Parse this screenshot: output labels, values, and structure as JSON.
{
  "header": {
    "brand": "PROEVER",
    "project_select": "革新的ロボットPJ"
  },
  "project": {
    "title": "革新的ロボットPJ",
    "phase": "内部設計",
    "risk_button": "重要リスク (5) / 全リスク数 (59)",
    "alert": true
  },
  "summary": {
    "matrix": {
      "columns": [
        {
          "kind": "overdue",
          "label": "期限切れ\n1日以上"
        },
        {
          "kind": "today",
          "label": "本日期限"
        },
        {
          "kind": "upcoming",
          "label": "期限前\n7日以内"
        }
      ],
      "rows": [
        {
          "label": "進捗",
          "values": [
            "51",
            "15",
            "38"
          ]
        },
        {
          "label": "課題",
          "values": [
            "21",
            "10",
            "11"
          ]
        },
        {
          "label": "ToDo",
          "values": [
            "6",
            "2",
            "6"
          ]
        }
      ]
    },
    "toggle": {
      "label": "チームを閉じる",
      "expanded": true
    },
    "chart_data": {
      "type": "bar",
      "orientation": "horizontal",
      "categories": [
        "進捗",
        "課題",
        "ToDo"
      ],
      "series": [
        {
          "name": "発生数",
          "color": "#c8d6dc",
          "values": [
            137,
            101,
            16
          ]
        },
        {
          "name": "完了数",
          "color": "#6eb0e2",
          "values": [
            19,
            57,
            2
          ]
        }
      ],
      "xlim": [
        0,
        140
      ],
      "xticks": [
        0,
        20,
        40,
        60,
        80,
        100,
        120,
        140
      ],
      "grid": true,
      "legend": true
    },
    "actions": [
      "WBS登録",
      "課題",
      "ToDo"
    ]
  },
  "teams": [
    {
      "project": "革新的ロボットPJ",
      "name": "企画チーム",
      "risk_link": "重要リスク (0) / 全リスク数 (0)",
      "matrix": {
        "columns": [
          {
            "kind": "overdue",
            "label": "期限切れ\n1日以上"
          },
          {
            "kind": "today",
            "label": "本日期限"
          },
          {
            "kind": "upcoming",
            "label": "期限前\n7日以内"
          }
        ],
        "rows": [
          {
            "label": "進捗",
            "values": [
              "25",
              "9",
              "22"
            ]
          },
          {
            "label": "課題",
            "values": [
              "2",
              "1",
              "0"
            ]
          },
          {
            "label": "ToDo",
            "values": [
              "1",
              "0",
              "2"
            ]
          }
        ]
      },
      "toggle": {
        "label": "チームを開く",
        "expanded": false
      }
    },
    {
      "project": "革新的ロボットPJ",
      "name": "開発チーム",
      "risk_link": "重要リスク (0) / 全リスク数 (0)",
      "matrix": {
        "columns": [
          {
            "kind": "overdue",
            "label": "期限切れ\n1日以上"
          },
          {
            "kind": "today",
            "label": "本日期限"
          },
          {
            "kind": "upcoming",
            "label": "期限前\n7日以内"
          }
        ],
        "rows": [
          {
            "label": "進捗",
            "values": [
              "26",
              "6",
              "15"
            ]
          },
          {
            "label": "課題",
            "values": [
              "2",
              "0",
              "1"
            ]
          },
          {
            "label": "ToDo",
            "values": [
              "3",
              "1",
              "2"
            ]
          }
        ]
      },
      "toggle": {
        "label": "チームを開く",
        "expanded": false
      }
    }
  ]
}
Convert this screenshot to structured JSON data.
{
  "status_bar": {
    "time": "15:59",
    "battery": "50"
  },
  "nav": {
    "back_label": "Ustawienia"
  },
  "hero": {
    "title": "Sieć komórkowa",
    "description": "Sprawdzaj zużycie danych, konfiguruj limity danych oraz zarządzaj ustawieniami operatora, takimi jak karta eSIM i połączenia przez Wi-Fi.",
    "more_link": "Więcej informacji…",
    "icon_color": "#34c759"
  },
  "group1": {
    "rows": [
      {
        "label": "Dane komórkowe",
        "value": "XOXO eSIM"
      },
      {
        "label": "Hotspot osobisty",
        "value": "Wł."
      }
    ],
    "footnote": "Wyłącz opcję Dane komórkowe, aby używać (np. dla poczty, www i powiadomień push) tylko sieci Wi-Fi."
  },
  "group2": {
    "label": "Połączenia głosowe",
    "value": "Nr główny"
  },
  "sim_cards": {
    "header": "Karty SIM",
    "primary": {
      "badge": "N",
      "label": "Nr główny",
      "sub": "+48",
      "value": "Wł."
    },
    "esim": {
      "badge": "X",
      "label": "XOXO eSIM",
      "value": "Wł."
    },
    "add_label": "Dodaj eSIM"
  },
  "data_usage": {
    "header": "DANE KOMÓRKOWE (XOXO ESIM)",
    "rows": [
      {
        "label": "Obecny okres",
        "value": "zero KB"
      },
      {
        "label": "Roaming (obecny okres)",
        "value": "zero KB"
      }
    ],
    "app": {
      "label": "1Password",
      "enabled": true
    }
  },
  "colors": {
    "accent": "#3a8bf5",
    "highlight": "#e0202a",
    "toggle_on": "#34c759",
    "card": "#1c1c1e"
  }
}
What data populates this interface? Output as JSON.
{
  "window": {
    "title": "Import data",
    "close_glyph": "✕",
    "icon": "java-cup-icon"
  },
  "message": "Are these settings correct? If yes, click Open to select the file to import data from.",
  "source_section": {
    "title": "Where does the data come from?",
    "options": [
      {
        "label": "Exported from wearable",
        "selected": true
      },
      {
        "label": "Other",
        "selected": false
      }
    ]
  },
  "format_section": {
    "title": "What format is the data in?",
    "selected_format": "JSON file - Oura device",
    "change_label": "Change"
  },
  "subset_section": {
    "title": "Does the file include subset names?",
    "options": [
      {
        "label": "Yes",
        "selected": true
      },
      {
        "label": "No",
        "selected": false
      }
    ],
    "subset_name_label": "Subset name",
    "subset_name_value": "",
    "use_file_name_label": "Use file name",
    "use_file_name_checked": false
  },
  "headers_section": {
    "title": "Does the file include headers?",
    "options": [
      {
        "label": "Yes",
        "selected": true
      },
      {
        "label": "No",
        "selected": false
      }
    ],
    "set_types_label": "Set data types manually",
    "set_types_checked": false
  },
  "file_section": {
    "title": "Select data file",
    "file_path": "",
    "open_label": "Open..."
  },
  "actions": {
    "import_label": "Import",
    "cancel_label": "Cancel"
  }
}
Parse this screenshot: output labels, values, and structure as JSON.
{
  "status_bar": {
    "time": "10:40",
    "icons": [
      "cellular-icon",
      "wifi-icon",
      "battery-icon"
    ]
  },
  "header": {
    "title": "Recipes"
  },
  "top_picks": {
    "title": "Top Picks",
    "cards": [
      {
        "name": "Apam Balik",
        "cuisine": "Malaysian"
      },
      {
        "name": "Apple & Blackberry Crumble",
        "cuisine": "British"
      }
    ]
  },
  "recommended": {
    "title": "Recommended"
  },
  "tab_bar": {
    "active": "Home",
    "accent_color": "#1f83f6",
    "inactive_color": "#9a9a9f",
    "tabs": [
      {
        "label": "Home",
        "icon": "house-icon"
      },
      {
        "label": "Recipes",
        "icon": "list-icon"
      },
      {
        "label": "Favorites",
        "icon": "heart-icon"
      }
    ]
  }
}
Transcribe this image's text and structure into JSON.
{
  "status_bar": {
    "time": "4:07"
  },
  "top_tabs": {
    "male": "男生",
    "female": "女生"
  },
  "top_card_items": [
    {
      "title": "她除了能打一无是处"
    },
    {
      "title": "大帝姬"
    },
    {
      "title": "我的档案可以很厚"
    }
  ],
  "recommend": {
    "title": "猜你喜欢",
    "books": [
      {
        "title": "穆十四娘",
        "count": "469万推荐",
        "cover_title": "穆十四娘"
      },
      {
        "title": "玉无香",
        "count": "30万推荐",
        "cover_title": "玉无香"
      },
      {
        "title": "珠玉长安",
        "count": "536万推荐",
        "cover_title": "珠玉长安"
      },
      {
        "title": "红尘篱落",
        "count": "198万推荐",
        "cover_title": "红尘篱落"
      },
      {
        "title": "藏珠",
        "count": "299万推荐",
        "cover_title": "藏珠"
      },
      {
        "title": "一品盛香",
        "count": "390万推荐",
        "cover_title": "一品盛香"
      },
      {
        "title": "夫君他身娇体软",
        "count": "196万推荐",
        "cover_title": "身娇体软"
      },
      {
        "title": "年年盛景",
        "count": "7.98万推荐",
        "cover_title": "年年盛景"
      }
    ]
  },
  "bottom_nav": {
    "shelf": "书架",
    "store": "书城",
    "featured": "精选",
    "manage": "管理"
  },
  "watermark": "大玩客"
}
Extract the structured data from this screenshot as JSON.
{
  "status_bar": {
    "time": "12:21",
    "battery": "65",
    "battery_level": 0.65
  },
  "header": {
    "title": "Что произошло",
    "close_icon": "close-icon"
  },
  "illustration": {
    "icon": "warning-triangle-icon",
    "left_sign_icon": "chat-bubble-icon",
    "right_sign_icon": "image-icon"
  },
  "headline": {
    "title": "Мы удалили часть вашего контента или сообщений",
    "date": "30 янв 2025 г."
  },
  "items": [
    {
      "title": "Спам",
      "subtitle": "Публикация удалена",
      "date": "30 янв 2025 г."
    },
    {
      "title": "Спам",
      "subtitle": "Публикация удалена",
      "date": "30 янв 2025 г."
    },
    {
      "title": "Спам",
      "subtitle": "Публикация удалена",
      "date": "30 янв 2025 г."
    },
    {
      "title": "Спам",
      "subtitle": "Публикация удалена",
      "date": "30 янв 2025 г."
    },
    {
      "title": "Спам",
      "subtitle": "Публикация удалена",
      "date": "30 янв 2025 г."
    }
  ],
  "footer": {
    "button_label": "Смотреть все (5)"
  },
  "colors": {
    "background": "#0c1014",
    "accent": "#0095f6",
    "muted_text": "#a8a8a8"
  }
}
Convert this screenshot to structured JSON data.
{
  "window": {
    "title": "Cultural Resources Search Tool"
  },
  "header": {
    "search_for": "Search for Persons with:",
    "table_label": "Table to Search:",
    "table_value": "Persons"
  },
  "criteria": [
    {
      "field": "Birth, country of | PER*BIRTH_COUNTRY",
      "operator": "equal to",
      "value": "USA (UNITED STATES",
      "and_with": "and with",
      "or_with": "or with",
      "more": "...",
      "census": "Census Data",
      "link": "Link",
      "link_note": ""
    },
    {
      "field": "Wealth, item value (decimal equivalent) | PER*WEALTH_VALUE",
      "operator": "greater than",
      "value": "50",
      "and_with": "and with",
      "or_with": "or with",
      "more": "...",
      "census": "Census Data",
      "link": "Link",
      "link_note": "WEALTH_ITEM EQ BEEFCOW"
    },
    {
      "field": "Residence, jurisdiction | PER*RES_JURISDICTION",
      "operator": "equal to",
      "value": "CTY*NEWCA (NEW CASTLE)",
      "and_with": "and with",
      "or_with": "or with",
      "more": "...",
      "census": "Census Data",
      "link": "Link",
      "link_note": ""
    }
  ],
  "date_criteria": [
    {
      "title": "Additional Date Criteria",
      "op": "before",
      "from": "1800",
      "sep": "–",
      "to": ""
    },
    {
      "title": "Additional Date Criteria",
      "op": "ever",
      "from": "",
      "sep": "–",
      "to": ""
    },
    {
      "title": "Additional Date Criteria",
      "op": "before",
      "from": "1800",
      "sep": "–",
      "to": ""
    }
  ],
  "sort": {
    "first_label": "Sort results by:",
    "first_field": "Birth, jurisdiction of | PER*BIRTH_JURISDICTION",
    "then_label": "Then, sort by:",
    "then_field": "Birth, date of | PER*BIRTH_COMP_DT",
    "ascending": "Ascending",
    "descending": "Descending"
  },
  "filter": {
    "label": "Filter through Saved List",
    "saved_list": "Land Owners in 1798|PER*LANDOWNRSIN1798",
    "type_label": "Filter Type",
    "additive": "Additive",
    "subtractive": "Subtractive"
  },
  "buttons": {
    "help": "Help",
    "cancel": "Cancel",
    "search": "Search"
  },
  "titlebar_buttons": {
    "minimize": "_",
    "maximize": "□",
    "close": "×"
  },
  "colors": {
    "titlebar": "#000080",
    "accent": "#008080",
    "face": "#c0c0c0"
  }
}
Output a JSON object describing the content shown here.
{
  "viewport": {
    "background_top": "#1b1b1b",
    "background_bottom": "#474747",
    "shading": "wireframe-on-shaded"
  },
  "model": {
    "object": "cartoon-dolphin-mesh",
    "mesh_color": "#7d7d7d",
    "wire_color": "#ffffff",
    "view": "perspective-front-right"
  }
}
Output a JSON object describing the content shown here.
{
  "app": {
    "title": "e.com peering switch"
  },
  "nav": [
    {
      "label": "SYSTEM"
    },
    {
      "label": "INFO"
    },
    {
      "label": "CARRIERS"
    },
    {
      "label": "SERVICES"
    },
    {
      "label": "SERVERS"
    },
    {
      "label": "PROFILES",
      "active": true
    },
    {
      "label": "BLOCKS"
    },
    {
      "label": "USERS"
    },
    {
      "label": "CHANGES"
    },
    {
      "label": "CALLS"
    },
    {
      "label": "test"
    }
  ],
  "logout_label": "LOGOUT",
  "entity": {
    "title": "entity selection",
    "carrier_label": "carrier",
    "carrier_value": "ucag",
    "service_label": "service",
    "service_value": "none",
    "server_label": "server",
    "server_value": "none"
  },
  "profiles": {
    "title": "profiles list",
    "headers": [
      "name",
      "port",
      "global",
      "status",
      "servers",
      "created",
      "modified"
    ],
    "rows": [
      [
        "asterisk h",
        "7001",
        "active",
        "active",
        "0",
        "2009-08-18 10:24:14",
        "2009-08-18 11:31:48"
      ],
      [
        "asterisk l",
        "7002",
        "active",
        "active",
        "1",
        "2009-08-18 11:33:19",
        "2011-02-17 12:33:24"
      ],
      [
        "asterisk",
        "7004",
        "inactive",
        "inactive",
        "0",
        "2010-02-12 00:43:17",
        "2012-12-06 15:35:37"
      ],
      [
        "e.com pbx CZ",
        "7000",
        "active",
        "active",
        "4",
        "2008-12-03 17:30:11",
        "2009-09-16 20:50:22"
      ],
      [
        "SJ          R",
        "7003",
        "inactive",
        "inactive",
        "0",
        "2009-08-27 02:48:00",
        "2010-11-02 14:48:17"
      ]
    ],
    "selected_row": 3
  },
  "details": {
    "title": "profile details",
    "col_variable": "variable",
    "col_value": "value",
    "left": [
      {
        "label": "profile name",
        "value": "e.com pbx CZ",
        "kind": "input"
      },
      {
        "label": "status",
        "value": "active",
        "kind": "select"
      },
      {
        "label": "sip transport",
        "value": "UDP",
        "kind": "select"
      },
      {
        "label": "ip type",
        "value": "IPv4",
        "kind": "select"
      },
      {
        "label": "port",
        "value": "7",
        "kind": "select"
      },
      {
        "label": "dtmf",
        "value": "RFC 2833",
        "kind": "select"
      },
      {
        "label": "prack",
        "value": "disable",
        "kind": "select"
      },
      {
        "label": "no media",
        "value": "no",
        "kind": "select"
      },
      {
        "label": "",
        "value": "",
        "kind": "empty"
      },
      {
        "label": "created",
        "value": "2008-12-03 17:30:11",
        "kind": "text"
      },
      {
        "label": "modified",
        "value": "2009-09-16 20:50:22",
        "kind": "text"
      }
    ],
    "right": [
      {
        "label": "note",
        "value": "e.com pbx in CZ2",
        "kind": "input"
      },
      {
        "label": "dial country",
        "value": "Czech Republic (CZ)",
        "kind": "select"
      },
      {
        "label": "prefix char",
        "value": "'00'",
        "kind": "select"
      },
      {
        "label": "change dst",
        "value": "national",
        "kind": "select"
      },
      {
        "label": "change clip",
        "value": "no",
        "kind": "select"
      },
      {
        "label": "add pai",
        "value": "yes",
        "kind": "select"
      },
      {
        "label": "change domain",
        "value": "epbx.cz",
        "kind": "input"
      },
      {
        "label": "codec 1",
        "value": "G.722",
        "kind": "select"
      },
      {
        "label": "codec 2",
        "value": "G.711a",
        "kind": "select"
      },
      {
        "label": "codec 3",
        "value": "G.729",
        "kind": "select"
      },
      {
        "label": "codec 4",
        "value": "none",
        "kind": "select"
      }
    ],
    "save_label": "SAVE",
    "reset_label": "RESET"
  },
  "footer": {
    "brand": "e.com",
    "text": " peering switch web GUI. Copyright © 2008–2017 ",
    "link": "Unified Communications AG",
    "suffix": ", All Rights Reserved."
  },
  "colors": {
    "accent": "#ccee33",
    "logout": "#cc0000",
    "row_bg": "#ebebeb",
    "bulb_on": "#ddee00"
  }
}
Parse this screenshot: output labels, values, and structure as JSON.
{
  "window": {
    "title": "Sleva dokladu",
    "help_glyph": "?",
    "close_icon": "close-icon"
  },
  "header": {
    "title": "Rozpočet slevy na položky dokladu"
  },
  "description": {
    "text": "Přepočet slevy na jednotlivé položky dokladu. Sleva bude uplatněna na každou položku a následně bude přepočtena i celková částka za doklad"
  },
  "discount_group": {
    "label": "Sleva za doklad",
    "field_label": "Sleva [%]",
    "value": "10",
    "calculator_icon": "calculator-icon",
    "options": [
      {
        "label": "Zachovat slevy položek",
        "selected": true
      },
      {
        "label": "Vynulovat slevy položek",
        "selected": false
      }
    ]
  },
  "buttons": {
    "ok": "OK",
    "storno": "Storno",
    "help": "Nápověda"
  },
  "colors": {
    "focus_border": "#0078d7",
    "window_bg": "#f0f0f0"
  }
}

──────────────────────────────

In the records above, find each line with the word "switch" and copy it.

    "title": "e.com peering switch"
    "text": " peering switch web GUI. Copyright © 2008–2017 ",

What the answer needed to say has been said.